* **WRITTEN INSTRUCTION**
Your task is to repeat all of the material exactly.
- - - - -
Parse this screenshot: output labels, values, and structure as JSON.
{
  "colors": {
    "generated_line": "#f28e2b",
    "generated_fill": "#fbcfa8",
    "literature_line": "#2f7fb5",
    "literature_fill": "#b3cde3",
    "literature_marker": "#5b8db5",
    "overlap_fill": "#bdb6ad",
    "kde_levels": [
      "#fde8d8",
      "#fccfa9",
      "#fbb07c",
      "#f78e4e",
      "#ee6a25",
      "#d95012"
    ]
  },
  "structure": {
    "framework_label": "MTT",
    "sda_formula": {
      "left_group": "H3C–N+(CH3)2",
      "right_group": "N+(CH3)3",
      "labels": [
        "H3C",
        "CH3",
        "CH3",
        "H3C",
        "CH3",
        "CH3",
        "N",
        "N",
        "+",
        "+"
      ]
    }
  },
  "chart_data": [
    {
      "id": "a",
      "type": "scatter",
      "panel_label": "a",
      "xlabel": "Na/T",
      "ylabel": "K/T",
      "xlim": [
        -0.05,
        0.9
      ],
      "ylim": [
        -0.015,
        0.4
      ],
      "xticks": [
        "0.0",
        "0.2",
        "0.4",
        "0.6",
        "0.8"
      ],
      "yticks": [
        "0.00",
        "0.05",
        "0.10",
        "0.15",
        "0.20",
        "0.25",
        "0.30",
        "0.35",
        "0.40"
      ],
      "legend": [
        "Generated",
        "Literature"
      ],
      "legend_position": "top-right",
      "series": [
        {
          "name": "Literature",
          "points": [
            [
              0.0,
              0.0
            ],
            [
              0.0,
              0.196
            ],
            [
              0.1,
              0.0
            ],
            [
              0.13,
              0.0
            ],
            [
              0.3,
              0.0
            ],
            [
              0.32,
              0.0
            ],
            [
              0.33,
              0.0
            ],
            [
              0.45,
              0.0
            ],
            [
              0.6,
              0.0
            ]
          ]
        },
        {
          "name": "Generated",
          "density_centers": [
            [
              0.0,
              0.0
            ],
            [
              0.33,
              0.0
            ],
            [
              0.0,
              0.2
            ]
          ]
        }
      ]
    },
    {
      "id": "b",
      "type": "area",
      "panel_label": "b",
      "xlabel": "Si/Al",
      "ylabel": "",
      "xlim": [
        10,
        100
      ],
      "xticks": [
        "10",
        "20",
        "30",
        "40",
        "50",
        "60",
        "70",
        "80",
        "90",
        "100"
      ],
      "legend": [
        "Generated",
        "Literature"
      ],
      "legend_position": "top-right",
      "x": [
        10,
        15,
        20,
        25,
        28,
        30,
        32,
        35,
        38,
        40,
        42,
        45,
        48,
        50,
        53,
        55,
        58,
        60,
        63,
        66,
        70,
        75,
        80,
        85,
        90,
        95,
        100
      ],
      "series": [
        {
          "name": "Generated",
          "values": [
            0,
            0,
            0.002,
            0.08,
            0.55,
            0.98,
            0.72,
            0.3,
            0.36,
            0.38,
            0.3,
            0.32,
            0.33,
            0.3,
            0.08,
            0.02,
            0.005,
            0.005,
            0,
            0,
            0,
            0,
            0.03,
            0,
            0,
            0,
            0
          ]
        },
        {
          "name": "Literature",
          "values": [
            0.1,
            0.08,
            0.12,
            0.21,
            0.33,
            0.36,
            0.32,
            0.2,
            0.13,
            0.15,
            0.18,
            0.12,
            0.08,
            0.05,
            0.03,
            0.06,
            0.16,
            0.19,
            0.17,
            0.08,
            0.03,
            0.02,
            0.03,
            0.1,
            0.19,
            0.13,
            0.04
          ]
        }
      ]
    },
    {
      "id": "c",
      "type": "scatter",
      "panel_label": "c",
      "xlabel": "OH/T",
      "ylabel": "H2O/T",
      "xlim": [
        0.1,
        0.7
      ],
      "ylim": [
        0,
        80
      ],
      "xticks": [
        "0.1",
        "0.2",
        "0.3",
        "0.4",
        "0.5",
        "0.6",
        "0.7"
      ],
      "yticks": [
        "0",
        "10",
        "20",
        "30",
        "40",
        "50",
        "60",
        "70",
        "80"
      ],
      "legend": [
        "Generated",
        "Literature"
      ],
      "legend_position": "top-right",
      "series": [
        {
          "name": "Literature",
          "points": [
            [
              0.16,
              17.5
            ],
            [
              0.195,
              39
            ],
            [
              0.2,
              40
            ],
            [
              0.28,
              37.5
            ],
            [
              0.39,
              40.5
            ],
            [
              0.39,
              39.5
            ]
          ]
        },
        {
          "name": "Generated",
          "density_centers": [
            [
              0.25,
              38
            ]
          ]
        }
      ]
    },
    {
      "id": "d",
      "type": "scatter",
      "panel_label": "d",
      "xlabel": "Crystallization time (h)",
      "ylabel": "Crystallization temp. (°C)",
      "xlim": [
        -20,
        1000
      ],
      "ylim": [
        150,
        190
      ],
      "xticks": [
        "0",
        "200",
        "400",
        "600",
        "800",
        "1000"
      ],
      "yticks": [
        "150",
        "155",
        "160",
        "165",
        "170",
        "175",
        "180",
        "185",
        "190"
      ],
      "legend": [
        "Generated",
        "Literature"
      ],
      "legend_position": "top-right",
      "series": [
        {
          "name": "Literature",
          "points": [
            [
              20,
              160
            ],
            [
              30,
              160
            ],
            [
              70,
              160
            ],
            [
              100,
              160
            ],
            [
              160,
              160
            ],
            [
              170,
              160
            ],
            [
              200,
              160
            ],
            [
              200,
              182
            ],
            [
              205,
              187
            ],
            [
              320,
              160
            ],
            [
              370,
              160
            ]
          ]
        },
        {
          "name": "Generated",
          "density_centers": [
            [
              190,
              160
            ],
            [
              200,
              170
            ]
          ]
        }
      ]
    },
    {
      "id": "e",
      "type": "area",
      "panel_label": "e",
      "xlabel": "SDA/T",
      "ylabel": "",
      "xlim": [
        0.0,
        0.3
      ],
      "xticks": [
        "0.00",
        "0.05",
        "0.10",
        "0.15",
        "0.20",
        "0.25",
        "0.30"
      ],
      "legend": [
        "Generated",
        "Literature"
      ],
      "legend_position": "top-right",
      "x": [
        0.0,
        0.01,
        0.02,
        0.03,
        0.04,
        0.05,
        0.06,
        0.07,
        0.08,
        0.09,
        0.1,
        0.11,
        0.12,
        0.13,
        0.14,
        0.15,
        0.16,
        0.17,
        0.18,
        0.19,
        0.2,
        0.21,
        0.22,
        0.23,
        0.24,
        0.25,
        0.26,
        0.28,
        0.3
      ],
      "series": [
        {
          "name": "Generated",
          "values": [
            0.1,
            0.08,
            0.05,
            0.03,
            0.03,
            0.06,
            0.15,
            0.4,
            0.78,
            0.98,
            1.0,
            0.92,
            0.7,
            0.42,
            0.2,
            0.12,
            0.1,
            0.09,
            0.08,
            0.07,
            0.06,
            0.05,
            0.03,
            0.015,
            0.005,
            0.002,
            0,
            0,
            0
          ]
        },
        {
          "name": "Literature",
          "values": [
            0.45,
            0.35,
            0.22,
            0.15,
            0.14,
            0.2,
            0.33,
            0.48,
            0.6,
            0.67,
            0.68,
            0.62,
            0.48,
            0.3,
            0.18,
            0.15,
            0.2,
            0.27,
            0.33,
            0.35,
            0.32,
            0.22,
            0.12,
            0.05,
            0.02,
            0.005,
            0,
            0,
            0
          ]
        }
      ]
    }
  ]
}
- - - - -
* **FINISHED TASK**
Parse this screenshot: output labels, values, and structure as JSON.
{
  "colors": {
    "generated_line": "#f28e2b",
    "generated_fill": "#fbcfa8",
    "literature_line": "#2f7fb5",
    "literature_fill": "#b3cde3",
    "literature_marker": "#5b8db5",
    "overlap_fill": "#bdb6ad",
    "kde_levels": [
      "#fde8d8",
      "#fccfa9",
      "#fbb07c",
      "#f78e4e",
      "#ee6a25",
      "#d95012"
    ]
  },
  "structure": {
    "framework_label": "MTT",
    "sda_formula": {
      "left_group": "H3C–N+(CH3)2",
      "right_group": "N+(CH3)3",
      "labels": [
        "H3C",
        "CH3",
        "CH3",
        "H3C",
        "CH3",
        "CH3",
        "N",
        "N",
        "+",
        "+"
      ]
    }
  },
  "chart_data": [
    {
      "id": "a",
      "type": "scatter",
      "panel_label": "a",
      "xlabel": "Na/T",
      "ylabel": "K/T",
      "xlim": [
        -0.05,
        0.9
      ],
      "ylim": [
        -0.015,
        0.4
      ],
      "xticks": [
        "0.0",
        "0.2",
        "0.4",
        "0.6",
        "0.8"
      ],
      "yticks": [
        "0.00",
        "0.05",
        "0.10",
        "0.15",
        "0.20",
        "0.25",
        "0.30",
        "0.35",
        "0.40"
      ],
      "legend": [
        "Generated",
        "Literature"
      ],
      "legend_position": "top-right",
      "series": [
        {
          "name": "Literature",
          "points": [
            [
              0.0,
              0.0
            ],
            [
              0.0,
              0.196
            ],
            [
              0.1,
              0.0
            ],
            [
              0.13,
              0.0
            ],
            [
              0.3,
              0.0
            ],
            [
              0.32,
              0.0
            ],
            [
              0.33,
              0.0
            ],
            [
              0.45,
              0.0
            ],
            [
              0.6,
              0.0
            ]
          ]
        },
        {
          "name": "Generated",
          "density_centers": [
            [
              0.0,
              0.0
            ],
            [
              0.33,
              0.0
            ],
            [
              0.0,
              0.2
            ]
          ]
        }
      ]
    },
    {
      "id": "b",
      "type": "area",
      "panel_label": "b",
      "xlabel": "Si/Al",
      "ylabel": "",
      "xlim": [
        10,
        100
      ],
      "xticks": [
        "10",
        "20",
        "30",
        "40",
        "50",
        "60",
        "70",
        "80",
        "90",
        "100"
      ],
      "legend": [
        "Generated",
        "Literature"
      ],
      "legend_position": "top-right",
      "x": [
        10,
        15,
        20,
        25,
        28,
        30,
        32,
        35,
        38,
        40,
        42,
        45,
        48,
        50,
        53,
        55,
        58,
        60,
        63,
        66,
        70,
        75,
        80,
        85,
        90,
        95,
        100
      ],
      "series": [
        {
          "name": "Generated",
          "values": [
            0,
            0,
            0.002,
            0.08,
            0.55,
            0.98,
            0.72,
            0.3,
            0.36,
            0.38,
            0.3,
            0.32,
            0.33,
            0.3,
            0.08,
            0.02,
            0.005,
            0.005,
            0,
            0,
            0,
            0,
            0.03,
            0,
            0,
            0,
            0
          ]
        },
        {
          "name": "Literature",
          "values": [
            0.1,
            0.08,
            0.12,
            0.21,
            0.33,
            0.36,
            0.32,
            0.2,
            0.13,
            0.15,
            0.18,
            0.12,
            0.08,
            0.05,
            0.03,
            0.06,
            0.16,
            0.19,
            0.17,
            0.08,
            0.03,
            0.02,
            0.03,
            0.1,
            0.19,
            0.13,
            0.04
          ]
        }
      ]
    },
    {
      "id": "c",
      "type": "scatter",
      "panel_label": "c",
      "xlabel": "OH/T",
      "ylabel": "H2O/T",
      "xlim": [
        0.1,
        0.7
      ],
      "ylim": [
        0,
        80
      ],
      "xticks": [
        "0.1",
        "0.2",
        "0.3",
        "0.4",
        "0.5",
        "0.6",
        "0.7"
      ],
      "yticks": [
        "0",
        "10",
        "20",
        "30",
        "40",
        "50",
        "60",
        "70",
        "80"
      ],
      "legend": [
        "Generated",
        "Literature"
      ],
      "legend_position": "top-right",
      "series": [
        {
          "name": "Literature",
          "points": [
            [
              0.16,
              17.5
            ],
            [
              0.195,
              39
            ],
            [
              0.2,
              40
            ],
            [
              0.28,
              37.5
            ],
            [
              0.39,
              40.5
            ],
            [
              0.39,
              39.5
            ]
          ]
        },
        {
          "name": "Generated",
          "density_centers": [
            [
              0.25,
              38
            ]
          ]
        }
      ]
    },
    {
      "id": "d",
      "type": "scatter",
      "panel_label": "d",
      "xlabel": "Crystallization time (h)",
      "ylabel": "Crystallization temp. (°C)",
      "xlim": [
        -20,
        1000
      ],
      "ylim": [
        150,
        190
      ],
      "xticks": [
        "0",
        "200",
        "400",
        "600",
        "800",
        "1000"
      ],
      "yticks": [
        "150",
        "155",
        "160",
        "165",
        "170",
        "175",
        "180",
        "185",
        "190"
      ],
      "legend": [
        "Generated",
        "Literature"
      ],
      "legend_position": "top-right",
      "series": [
        {
          "name": "Literature",
          "points": [
            [
              20,
              160
            ],
            [
              30,
              160
            ],
            [
              70,
              160
            ],
            [
              100,
              160
            ],
            [
              160,
              160
            ],
            [
              170,
              160
            ],
            [
              200,
              160
            ],
            [
              200,
              182
            ],
            [
              205,
              187
            ],
            [
              320,
              160
            ],
            [
              370,
              160
            ]
          ]
        },
        {
          "name": "Generated",
          "density_centers": [
            [
              190,
              160
            ],
            [
              200,
              170
            ]
          ]
        }
      ]
    },
    {
      "id": "e",
      "type": "area",
      "panel_label": "e",
      "xlabel": "SDA/T",
      "ylabel": "",
      "xlim": [
        0.0,
        0.3
      ],
      "xticks": [
        "0.00",
        "0.05",
        "0.10",
        "0.15",
        "0.20",
        "0.25",
        "0.30"
      ],
      "legend": [
        "Generated",
        "Literature"
      ],
      "legend_position": "top-right",
      "x": [
        0.0,
        0.01,
        0.02,
        0.03,
        0.04,
        0.05,
        0.06,
        0.07,
        0.08,
        0.09,
        0.1,
        0.11,
        0.12,
        0.13,
        0.14,
        0.15,
        0.16,
        0.17,
        0.18,
        0.19,
        0.2,
        0.21,
        0.22,
        0.23,
        0.24,
        0.25,
        0.26,
        0.28,
        0.3
      ],
      "series": [
        {
          "name": "Generated",
          "values": [
            0.1,
            0.08,
            0.05,
            0.03,
            0.03,
            0.06,
            0.15,
            0.4,
            0.78,
            0.98,
            1.0,
            0.92,
            0.7,
            0.42,
            0.2,
            0.12,
            0.1,
            0.09,
            0.08,
            0.07,
            0.06,
            0.05,
            0.03,
            0.015,
            0.005,
            0.002,
            0,
            0,
            0
          ]
        },
        {
          "name": "Literature",
          "values": [
            0.45,
            0.35,
            0.22,
            0.15,
            0.14,
            0.2,
            0.33,
            0.48,
            0.6,
            0.67,
            0.68,
            0.62,
            0.48,
            0.3,
            0.18,
            0.15,
            0.2,
            0.27,
            0.33,
            0.35,
            0.32,
            0.22,
            0.12,
            0.05,
            0.02,
            0.005,
            0,
            0,
            0
          ]
        }
      ]
    }
  ]
}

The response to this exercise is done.